TEXT TO READ:

A tale of a testing long voyage and a long naval deployment related to Nord Stream 2
The 150-meter-long 'Akademik Cherskiy' arrived off Kaliningrad on 2 May 2020 after a 12-week voyage, largely unnoticed by the media . Why do I say this? It seems to be in total contrast to how events unfolded back in December 2019. Back then the 'Akademik Cherskiy' was mentioned in the press but the quiet arrival is at odds with the flurry of articles on U.S. moves to impose a set of sectorial sanctions aimed at pipe laying vessels involved in the construction of the Nord Stream 2 project, back in December 2019.
The signing of the National Defense Authorization Act (NDAA) by President Donald Trump triggered further turmoil for Gazprom's multibillion key project. Nord Stream 2, with a potential annual capacity of 55 billion cubic meters. It is the latest export gas pipeline project from Russia to Europe via the Baltic Sea and it will complement the existing Nord Stream gas pipeline infrastructure.

Data taken from a collection:
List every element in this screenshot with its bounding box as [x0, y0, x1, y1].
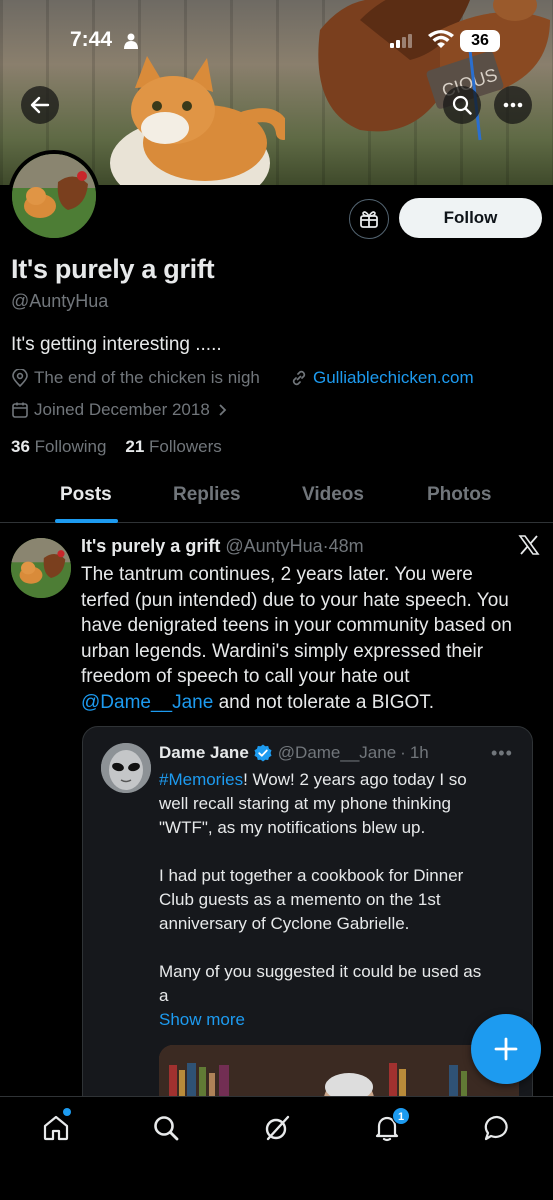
chat-bubble-icon [484, 1115, 508, 1141]
profile-tabs: Posts Replies Videos Photos [0, 475, 553, 523]
quoted-post-body: #Memories! Wow! 2 years ago today I so w… [159, 768, 519, 1032]
website-link[interactable]: Gulliablechicken.com [313, 368, 474, 388]
avatar-cat-chicken-image [12, 154, 96, 238]
post-line: The tantrum continues, 2 years later. Yo… [81, 564, 473, 585]
avatar-cat-chicken-image [11, 538, 71, 598]
grok-icon [265, 1115, 290, 1141]
more-horizontal-icon [503, 102, 523, 108]
nav-notifications[interactable]: 1 [367, 1107, 410, 1145]
tab-photos[interactable]: Photos [427, 484, 491, 506]
post-author-handle[interactable]: @AuntyHua [225, 536, 322, 556]
location-pin-icon [12, 369, 28, 387]
quoted-author-handle[interactable]: @Dame__Jane [278, 743, 396, 763]
chevron-right-icon [219, 404, 227, 416]
profile-bio: It's getting interesting ..... [11, 334, 222, 355]
post-line: terfed (pun intended) due to your hate s… [81, 589, 509, 611]
active-tab-indicator [55, 519, 118, 523]
tab-videos[interactable]: Videos [302, 484, 364, 506]
follow-button[interactable]: Follow [399, 198, 542, 238]
quoted-line: a [159, 986, 169, 1005]
status-time: 7:44 [70, 28, 113, 51]
home-icon [43, 1115, 69, 1141]
quoted-line: #Memories! Wow! 2 years ago today I so [159, 768, 519, 792]
quoted-line: Club guests as a memento on the 1st [159, 890, 441, 909]
quoted-line: well recall staring at my phone thinking [159, 794, 451, 813]
hashtag-link[interactable]: #Memories [159, 770, 243, 789]
location-text: The end of the chicken is nigh [34, 368, 260, 387]
banner-cat-image [110, 56, 285, 185]
search-button[interactable] [443, 86, 481, 124]
plus-icon [494, 1037, 518, 1061]
profile-joined[interactable]: Joined December 2018 [11, 400, 232, 420]
x-logo-icon [518, 535, 540, 555]
compose-post-button[interactable] [471, 1014, 541, 1084]
back-button[interactable] [21, 86, 59, 124]
post-line: urban legends. Wardini's simply expresse… [81, 640, 484, 662]
post-header: It's purely a grift @AuntyHua·48m [81, 536, 364, 557]
quoted-author-avatar[interactable] [101, 743, 151, 793]
quoted-line: anniversary of Cyclone Gabrielle. [159, 914, 410, 933]
joined-text: Joined December 2018 [34, 400, 210, 419]
wifi-icon [428, 30, 454, 48]
tab-posts[interactable]: Posts [60, 484, 112, 506]
post-body: The tantrum continues, 2 years later. Yo… [81, 562, 546, 715]
calendar-icon [12, 402, 28, 418]
followers-label: Followers [149, 437, 222, 456]
post-line: freedom of speech to call your hate out [81, 666, 410, 687]
nav-messages[interactable] [477, 1111, 517, 1145]
gift-button[interactable] [349, 199, 389, 239]
search-icon [154, 1116, 179, 1141]
quoted-separator-dot: · [400, 743, 406, 762]
more-options-button[interactable] [494, 86, 532, 124]
show-more-link[interactable]: Show more [159, 1008, 519, 1032]
link-icon [292, 370, 306, 386]
quoted-author-name[interactable]: Dame Jane [159, 743, 249, 763]
bottom-navigation: 1 [0, 1096, 553, 1200]
quoted-more-options-icon[interactable]: ••• [491, 743, 513, 764]
follow-stats: 36 Following 21 Followers [11, 437, 222, 457]
following-stat[interactable]: 36 Following [11, 437, 106, 456]
quoted-line-rest: ! Wow! 2 years ago today I so [243, 770, 467, 789]
following-count: 36 [11, 437, 30, 456]
profile-website[interactable]: Gulliablechicken.com [290, 368, 474, 388]
post-author-avatar[interactable] [11, 538, 71, 598]
verified-badge-icon [254, 744, 272, 762]
post-mention-link[interactable]: @Dame__Jane [81, 692, 213, 713]
arrow-left-icon [30, 96, 50, 114]
nav-home[interactable] [36, 1108, 76, 1145]
post-line: have denigrated teens in your community … [81, 615, 512, 636]
profile-handle: @AuntyHua [11, 291, 109, 311]
post-body-end: and not tolerate a BIGOT. [213, 691, 435, 713]
notifications-badge: 1 [392, 1107, 410, 1125]
search-icon [452, 95, 472, 115]
cellular-signal-icon [390, 34, 412, 48]
tab-replies[interactable]: Replies [173, 484, 241, 506]
quoted-post-card[interactable]: Dame Jane @Dame__Jane · 1h ••• #Memories! … [82, 726, 533, 1126]
following-label: Following [34, 437, 107, 456]
profile-display-name: It's purely a grift [11, 254, 215, 284]
quoted-post-time: 1h [409, 743, 429, 762]
post-author-name[interactable]: It's purely a grift [81, 536, 220, 556]
home-new-dot [63, 1108, 71, 1116]
post-time: 48m [328, 536, 364, 556]
profile-location: The end of the chicken is nigh [11, 368, 260, 388]
post-line-final: @Dame__Jane and not tolerate a BIGOT. [81, 690, 546, 716]
followers-count: 21 [125, 437, 145, 456]
profile-avatar[interactable] [8, 150, 100, 242]
status-bar: 7:44 36 [0, 26, 553, 58]
person-icon [124, 33, 138, 49]
quoted-line: I had put together a cookbook for Dinner [159, 866, 464, 885]
alien-face-avatar-image [101, 743, 151, 793]
quoted-post-header: Dame Jane @Dame__Jane · 1h [159, 743, 429, 763]
gift-icon [360, 211, 378, 228]
nav-grok[interactable] [257, 1111, 297, 1145]
quoted-line: "WTF", as my notifications blew up. [159, 818, 426, 837]
followers-stat[interactable]: 21 Followers [125, 437, 221, 456]
quoted-line: Many of you suggested it could be used a… [159, 962, 482, 981]
battery-indicator: 36 [460, 30, 500, 52]
nav-search[interactable] [146, 1111, 186, 1145]
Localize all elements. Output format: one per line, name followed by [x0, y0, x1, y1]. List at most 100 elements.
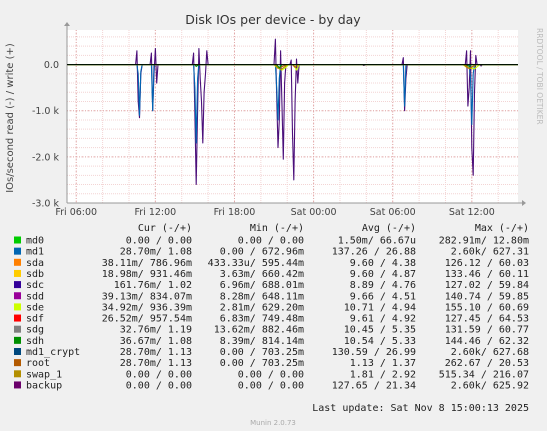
legend-min-value: 2.81m/ 629.20m: [220, 302, 304, 313]
legend-max-value: 127.45 / 64.53: [445, 314, 529, 325]
legend-max-value: 262.67 / 20.53: [445, 358, 529, 369]
legend-header-min: Min (-/+): [250, 223, 304, 234]
legend-swatch-sdh: [14, 336, 21, 344]
last-update: Last update: Sat Nov 8 15:00:13 2025: [312, 403, 529, 414]
chart: Disk IOs per device - by day RRDTOOL / T…: [0, 0, 547, 431]
legend-avg-value: 1.81 / 2.92: [350, 369, 416, 380]
legend-cur-value: 0.00 / 0.00: [126, 380, 192, 391]
legend-cur-value: 0.00 / 0.00: [126, 236, 192, 247]
legend-max-value: 140.74 / 59.85: [445, 291, 529, 302]
legend-name: sde: [26, 302, 44, 313]
legend-avg-value: 9.61 / 4.92: [350, 314, 416, 325]
legend-max-value: 2.60k/ 625.92: [451, 380, 529, 391]
legend-avg-value: 10.71 / 4.94: [344, 302, 416, 313]
legend-min-value: 0.00 / 672.96m: [220, 247, 304, 258]
legend-avg-value: 9.60 / 4.38: [350, 258, 416, 269]
legend-name: sdh: [26, 336, 44, 347]
legend-swatch-backup: [14, 381, 21, 389]
legend-max-value: 515.34 / 216.07: [439, 369, 529, 380]
legend-avg-value: 10.45 / 5.35: [344, 325, 416, 336]
legend-min-value: 433.33u/ 595.44m: [208, 258, 304, 269]
legend-cur-value: 36.67m/ 1.08: [120, 336, 192, 347]
legend-min-value: 0.00 / 703.25m: [220, 358, 304, 369]
legend-avg-value: 10.54 / 5.33: [344, 336, 416, 347]
legend-name: sdb: [26, 269, 44, 280]
chart-watermark: RRDTOOL / TOBI OETIKER: [535, 28, 544, 125]
munin-version: Munin 2.0.73: [250, 419, 296, 427]
x-tick-label: Fri 18:00: [214, 207, 256, 218]
legend-min-value: 13.62m/ 882.46m: [214, 325, 304, 336]
legend-max-value: 127.02 / 59.84: [445, 280, 529, 291]
legend-min-value: 6.83m/ 749.48m: [220, 314, 304, 325]
legend-cur-value: 0.00 / 0.00: [126, 369, 192, 380]
legend-swatch-md1_crypt: [14, 348, 21, 355]
y-tick-label: -2.0 k: [32, 152, 60, 163]
legend-cur-value: 28.70m/ 1.08: [120, 247, 192, 258]
legend-cur-value: 18.98m/ 931.46m: [102, 269, 192, 280]
x-tick-label: Sat 12:00: [449, 207, 495, 218]
legend-max-value: 155.10 / 60.69: [445, 302, 529, 313]
legend-swatch-md1: [14, 247, 21, 255]
legend-swatch-sdf: [14, 314, 21, 322]
y-tick-label: 0.0: [44, 60, 59, 71]
legend-max-value: 144.46 / 62.32: [445, 336, 529, 347]
legend-min-value: 0.00 / 0.00: [238, 369, 304, 380]
legend-cur-value: 28.70m/ 1.13: [120, 358, 192, 369]
y-axis-label: IOs/second read (-) / write (+): [5, 43, 16, 193]
legend-min-value: 0.00 / 0.00: [238, 380, 304, 391]
legend-cur-value: 34.92m/ 936.39m: [102, 302, 192, 313]
legend-name: sdg: [26, 325, 44, 336]
legend-name: root: [26, 358, 50, 369]
legend-cur-value: 28.70m/ 1.13: [120, 347, 192, 358]
legend-min-value: 0.00 / 0.00: [238, 236, 304, 247]
legend-max-value: 126.12 / 60.03: [445, 258, 529, 269]
legend-avg-value: 1.13 / 1.37: [350, 358, 416, 369]
legend-cur-value: 26.52m/ 957.54m: [102, 314, 192, 325]
legend-cur-value: 161.76m/ 1.02: [114, 280, 192, 291]
legend-header-cur: Cur (-/+): [138, 223, 192, 234]
legend-swatch-root: [14, 359, 21, 367]
legend-cur-value: 32.76m/ 1.19: [120, 325, 192, 336]
x-tick-label: Sat 06:00: [370, 207, 416, 218]
legend-name: backup: [26, 380, 62, 391]
legend-name: sdf: [26, 314, 44, 325]
legend-avg-value: 9.60 / 4.87: [350, 269, 416, 280]
legend-swatch-sdc: [14, 281, 21, 289]
legend-cur-value: 39.13m/ 834.07m: [102, 291, 192, 302]
legend-avg-value: 127.65 / 21.34: [332, 380, 416, 391]
y-tick-label: -1.0 k: [32, 106, 60, 117]
legend-avg-value: 130.59 / 26.99: [332, 347, 416, 358]
chart-title: Disk IOs per device - by day: [185, 12, 361, 27]
legend-min-value: 0.00 / 703.25m: [220, 347, 304, 358]
legend-max-value: 133.46 / 60.11: [445, 269, 529, 280]
legend-min-value: 8.28m/ 648.11m: [220, 291, 304, 302]
legend-swatch-swap_1: [14, 370, 21, 378]
legend-name: sdc: [26, 280, 44, 291]
legend-name: swap_1: [26, 369, 62, 380]
legend-avg-value: 8.89 / 4.76: [350, 280, 416, 291]
legend-max-value: 2.60k/ 627.31: [451, 247, 529, 258]
legend-avg-value: 9.66 / 4.51: [350, 291, 416, 302]
legend-name: md1_crypt: [26, 347, 80, 358]
legend-header-avg: Avg (-/+): [362, 223, 416, 234]
y-tick-label: -3.0 k: [32, 199, 60, 210]
legend-min-value: 3.63m/ 660.42m: [220, 269, 304, 280]
legend-name: md1: [26, 247, 44, 258]
legend-name: sdd: [26, 291, 44, 302]
legend-swatch-sdg: [14, 325, 21, 333]
legend-swatch-md0: [14, 236, 21, 244]
x-tick-label: Sat 00:00: [291, 207, 337, 218]
legend-cur-value: 38.11m/ 786.96m: [102, 258, 192, 269]
legend-header-max: Max (-/+): [475, 223, 529, 234]
legend-avg-value: 1.50m/ 66.67u: [338, 236, 416, 247]
legend-swatch-sdb: [14, 269, 21, 277]
legend-name: md0: [26, 236, 44, 247]
legend-swatch-sda: [14, 258, 21, 266]
legend-max-value: 131.59 / 60.77: [445, 325, 529, 336]
legend-min-value: 6.96m/ 688.01m: [220, 280, 304, 291]
legend-min-value: 8.39m/ 814.14m: [220, 336, 304, 347]
legend-avg-value: 137.26 / 26.88: [332, 247, 416, 258]
legend-swatch-sde: [14, 303, 21, 311]
legend-name: sda: [26, 258, 44, 269]
legend-max-value: 2.60k/ 627.68: [451, 347, 529, 358]
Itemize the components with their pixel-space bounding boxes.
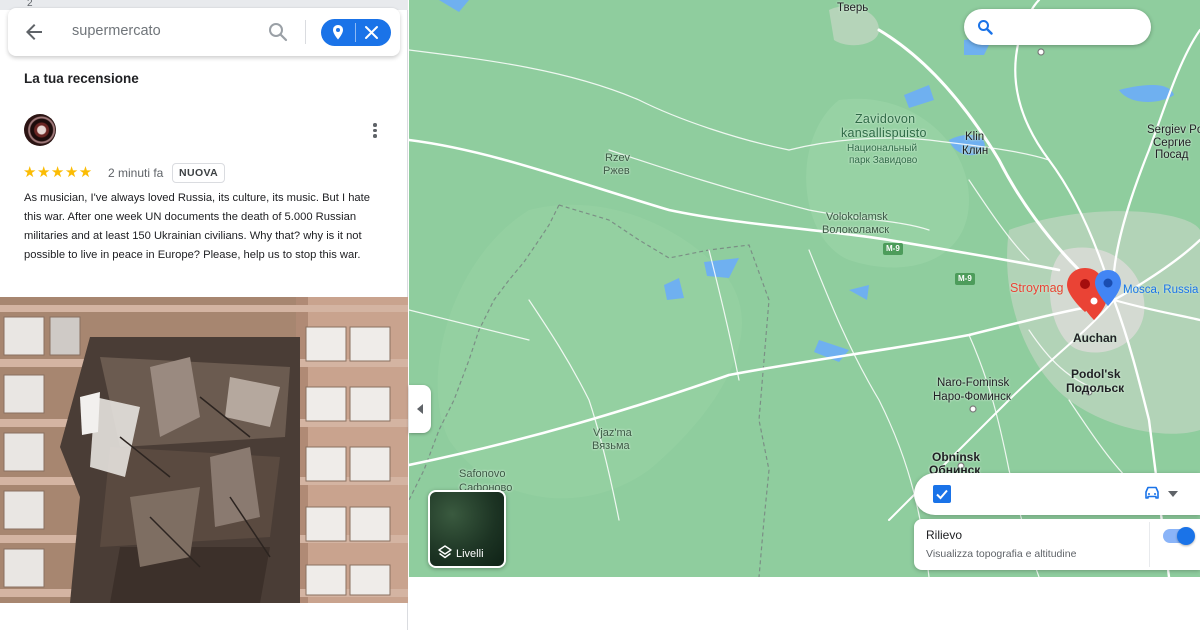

WHAT TO DO:
**a.** Print the portion of the Nord Stream 2 passage starting with "The signing of" and going on through "gas pipeline infrastructure.".
**b.** List every geographic place named in the Nord Stream 2 passage.
The records were drawn from a different source than the Nord Stream 2 passage.

RESULTS IN ORDER:
**a.**
The signing of the National Defense Authorization Act (NDAA) by President Donald Trump triggered further turmoil for Gazprom's multibillion key project. Nord Stream 2, with a potential annual capacity of 55 billion cubic meters. It is the latest export gas pipeline project from Russia to Europe via the Baltic Sea and it will complement the existing Nord Stream gas pipeline infrastructure.

**b.**
Kaliningrad
U.S.
Russia
Europe
Baltic Sea